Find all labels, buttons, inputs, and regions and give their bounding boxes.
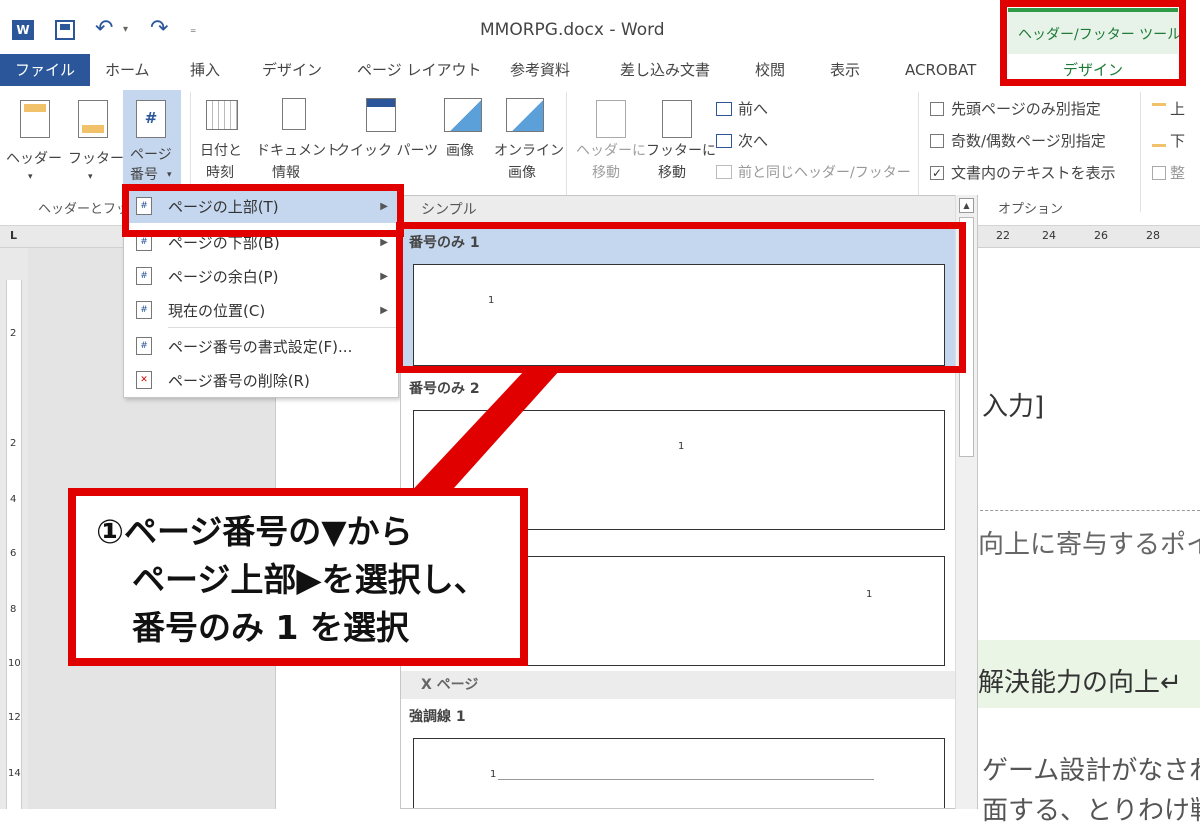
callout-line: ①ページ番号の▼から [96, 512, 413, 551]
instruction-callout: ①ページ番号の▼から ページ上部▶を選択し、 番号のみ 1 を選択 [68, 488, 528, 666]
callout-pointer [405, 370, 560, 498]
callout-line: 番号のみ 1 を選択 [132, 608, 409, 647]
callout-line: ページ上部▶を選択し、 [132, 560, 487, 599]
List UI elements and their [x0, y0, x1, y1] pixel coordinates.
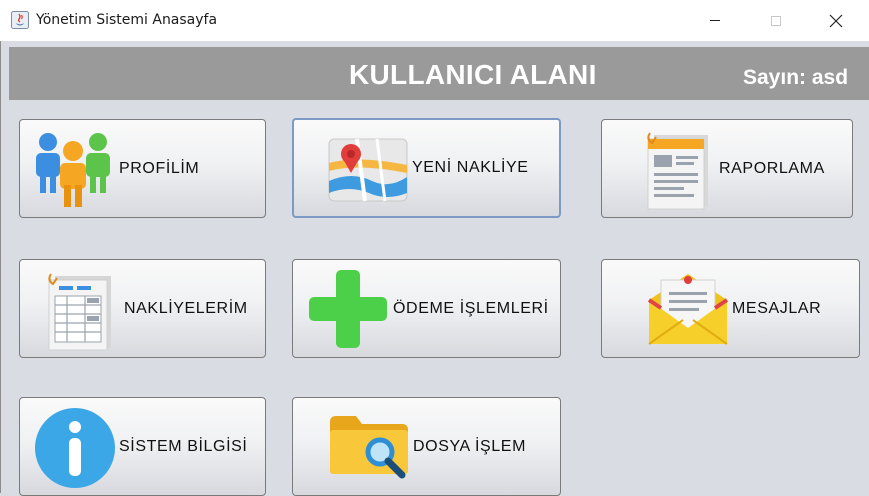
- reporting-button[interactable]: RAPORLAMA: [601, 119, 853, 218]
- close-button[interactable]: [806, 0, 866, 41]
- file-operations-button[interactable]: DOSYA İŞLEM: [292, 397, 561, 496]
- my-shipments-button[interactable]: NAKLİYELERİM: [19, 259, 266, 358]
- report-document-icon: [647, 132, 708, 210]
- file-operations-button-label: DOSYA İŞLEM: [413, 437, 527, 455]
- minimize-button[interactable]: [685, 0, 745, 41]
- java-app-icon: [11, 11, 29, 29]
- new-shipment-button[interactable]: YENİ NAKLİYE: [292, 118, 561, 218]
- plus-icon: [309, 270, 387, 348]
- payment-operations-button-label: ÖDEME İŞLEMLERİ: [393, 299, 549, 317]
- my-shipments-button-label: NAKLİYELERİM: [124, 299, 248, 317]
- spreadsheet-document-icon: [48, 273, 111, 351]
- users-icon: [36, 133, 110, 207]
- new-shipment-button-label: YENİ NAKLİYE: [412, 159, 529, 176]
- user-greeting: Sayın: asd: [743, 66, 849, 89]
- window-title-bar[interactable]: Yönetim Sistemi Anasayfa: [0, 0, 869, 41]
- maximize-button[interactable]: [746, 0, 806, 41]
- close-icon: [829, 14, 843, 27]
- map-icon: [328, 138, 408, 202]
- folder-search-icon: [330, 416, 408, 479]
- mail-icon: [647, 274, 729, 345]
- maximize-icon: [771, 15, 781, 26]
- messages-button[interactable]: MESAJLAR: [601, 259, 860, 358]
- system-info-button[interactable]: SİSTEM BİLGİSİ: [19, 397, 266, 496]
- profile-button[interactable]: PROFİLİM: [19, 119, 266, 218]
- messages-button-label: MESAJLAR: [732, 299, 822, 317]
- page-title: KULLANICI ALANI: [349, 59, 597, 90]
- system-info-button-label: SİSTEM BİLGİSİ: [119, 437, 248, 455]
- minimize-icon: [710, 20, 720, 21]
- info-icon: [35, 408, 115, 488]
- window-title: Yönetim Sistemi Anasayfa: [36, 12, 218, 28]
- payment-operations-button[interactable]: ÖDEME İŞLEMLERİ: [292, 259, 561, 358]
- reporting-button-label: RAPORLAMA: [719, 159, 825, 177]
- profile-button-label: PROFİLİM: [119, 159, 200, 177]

####

- Exercise goal -
Reproduce all the rows above with every "interactable" switched to "clickable" and nothing else changed. Leave the pictures out.

- Solved problem -
Find all labels, buttons, inputs, and regions and give their bounding boxes.
callout-line: ①ページ番号の▼から [96, 512, 413, 551]
instruction-callout: ①ページ番号の▼から ページ上部▶を選択し、 番号のみ 1 を選択 [68, 488, 528, 666]
callout-pointer [405, 370, 560, 498]
callout-line: 番号のみ 1 を選択 [132, 608, 409, 647]
callout-line: ページ上部▶を選択し、 [132, 560, 487, 599]
List UI elements and their [x0, y0, x1, y1] pixel coordinates.
- reporting-button[clickable]: RAPORLAMA: [601, 119, 853, 218]
- close-button[clickable]: [806, 0, 866, 41]
- file-operations-button[clickable]: DOSYA İŞLEM: [292, 397, 561, 496]
- my-shipments-button[clickable]: NAKLİYELERİM: [19, 259, 266, 358]
- report-document-icon: [647, 132, 708, 210]
- file-operations-button-label: DOSYA İŞLEM: [413, 437, 527, 455]
- minimize-button[clickable]: [685, 0, 745, 41]
- java-app-icon: [11, 11, 29, 29]
- new-shipment-button[clickable]: YENİ NAKLİYE: [292, 118, 561, 218]
- plus-icon: [309, 270, 387, 348]
- payment-operations-button-label: ÖDEME İŞLEMLERİ: [393, 299, 549, 317]
- my-shipments-button-label: NAKLİYELERİM: [124, 299, 248, 317]
- spreadsheet-document-icon: [48, 273, 111, 351]
- users-icon: [36, 133, 110, 207]
- new-shipment-button-label: YENİ NAKLİYE: [412, 159, 529, 176]
- user-greeting: Sayın: asd: [743, 66, 849, 89]
- window-title-bar[clickable]: Yönetim Sistemi Anasayfa: [0, 0, 869, 41]
- maximize-button[clickable]: [746, 0, 806, 41]
- close-icon: [829, 14, 843, 27]
- map-icon: [328, 138, 408, 202]
- folder-search-icon: [330, 416, 408, 479]
- mail-icon: [647, 274, 729, 345]
- maximize-icon: [771, 15, 781, 26]
- messages-button[clickable]: MESAJLAR: [601, 259, 860, 358]
- system-info-button[clickable]: SİSTEM BİLGİSİ: [19, 397, 266, 496]
- profile-button[clickable]: PROFİLİM: [19, 119, 266, 218]
- messages-button-label: MESAJLAR: [732, 299, 822, 317]
- page-title: KULLANICI ALANI: [349, 59, 597, 90]
- system-info-button-label: SİSTEM BİLGİSİ: [119, 437, 248, 455]
- minimize-icon: [710, 20, 720, 21]
- info-icon: [35, 408, 115, 488]
- window-title: Yönetim Sistemi Anasayfa: [36, 12, 218, 28]
- payment-operations-button[clickable]: ÖDEME İŞLEMLERİ: [292, 259, 561, 358]
- reporting-button-label: RAPORLAMA: [719, 159, 825, 177]
- profile-button-label: PROFİLİM: [119, 159, 200, 177]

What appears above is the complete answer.